• **AIM OF THE TASK**
Check every line below for the word "label" and copy each one that has it.

• **SOURCE DATA**

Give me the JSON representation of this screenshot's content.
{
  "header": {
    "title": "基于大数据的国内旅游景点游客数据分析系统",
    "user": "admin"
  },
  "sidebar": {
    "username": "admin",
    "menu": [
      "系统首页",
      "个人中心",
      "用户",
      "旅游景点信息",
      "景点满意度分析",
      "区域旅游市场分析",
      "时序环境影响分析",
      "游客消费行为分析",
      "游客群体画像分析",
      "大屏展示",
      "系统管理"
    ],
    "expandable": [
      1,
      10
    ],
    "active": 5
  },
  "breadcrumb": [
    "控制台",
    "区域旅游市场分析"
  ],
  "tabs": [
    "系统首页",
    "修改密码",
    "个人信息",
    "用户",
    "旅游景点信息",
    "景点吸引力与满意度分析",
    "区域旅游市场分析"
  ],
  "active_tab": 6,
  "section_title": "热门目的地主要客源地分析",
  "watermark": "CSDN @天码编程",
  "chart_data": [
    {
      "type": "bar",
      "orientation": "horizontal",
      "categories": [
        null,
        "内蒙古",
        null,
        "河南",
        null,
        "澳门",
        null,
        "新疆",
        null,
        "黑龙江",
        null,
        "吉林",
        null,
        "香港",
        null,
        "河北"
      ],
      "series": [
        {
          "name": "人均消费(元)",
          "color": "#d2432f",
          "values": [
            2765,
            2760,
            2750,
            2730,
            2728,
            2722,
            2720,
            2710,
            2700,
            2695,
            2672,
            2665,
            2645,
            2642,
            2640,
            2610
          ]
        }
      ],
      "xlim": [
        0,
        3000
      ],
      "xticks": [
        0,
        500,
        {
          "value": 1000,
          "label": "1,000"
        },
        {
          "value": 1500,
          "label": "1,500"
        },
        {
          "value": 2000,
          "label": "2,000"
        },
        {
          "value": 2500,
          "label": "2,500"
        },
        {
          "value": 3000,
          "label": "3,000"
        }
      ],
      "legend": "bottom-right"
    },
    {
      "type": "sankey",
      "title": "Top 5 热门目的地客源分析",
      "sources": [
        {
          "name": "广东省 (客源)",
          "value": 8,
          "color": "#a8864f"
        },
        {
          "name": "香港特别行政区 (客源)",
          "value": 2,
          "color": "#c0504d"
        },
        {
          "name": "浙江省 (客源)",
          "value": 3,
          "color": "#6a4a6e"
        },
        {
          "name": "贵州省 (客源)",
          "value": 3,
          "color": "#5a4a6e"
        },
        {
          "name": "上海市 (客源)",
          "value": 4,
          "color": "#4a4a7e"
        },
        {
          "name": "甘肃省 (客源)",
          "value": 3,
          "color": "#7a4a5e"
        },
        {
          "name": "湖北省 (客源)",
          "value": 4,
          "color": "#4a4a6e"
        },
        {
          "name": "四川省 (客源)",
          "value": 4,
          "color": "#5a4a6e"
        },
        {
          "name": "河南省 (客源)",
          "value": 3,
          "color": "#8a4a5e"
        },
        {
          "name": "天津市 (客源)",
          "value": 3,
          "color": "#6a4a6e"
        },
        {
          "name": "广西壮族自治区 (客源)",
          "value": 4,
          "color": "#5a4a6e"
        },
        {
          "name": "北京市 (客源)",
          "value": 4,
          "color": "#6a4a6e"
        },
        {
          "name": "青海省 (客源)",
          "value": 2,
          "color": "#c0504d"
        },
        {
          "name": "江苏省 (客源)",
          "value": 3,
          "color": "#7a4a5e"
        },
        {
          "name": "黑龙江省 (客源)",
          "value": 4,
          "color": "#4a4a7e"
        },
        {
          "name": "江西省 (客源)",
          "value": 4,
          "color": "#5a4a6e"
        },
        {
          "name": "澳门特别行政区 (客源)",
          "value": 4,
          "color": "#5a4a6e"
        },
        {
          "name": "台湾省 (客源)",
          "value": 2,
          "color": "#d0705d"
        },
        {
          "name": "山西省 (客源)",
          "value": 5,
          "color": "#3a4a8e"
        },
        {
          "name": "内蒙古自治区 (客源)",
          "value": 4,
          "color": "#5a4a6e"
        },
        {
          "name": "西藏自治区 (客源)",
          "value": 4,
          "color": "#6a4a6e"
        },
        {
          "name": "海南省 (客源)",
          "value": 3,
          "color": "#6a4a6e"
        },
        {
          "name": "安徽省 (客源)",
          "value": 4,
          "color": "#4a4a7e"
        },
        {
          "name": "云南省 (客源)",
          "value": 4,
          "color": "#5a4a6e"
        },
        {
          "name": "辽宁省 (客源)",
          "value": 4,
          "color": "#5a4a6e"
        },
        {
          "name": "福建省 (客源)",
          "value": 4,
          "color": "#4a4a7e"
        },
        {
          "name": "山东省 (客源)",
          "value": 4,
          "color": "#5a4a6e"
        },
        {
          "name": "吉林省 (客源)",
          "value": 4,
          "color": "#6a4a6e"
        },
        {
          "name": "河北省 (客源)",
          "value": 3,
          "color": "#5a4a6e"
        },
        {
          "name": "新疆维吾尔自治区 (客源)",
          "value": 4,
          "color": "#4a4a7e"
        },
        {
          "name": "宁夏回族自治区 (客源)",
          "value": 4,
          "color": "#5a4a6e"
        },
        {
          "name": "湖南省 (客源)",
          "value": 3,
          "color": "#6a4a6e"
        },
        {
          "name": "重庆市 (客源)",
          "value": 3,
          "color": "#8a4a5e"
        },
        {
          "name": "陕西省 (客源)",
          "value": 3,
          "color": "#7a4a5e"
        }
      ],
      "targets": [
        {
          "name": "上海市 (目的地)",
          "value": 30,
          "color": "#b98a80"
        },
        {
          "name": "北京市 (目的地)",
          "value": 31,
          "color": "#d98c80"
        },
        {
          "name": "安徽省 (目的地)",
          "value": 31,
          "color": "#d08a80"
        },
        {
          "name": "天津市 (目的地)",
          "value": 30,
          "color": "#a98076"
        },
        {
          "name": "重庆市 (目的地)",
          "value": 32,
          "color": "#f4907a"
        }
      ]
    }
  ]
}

• **TASK RESULT**
          "label": "1,000"
          "label": "1,500"
          "label": "2,000"
          "label": "2,500"
          "label": "3,000"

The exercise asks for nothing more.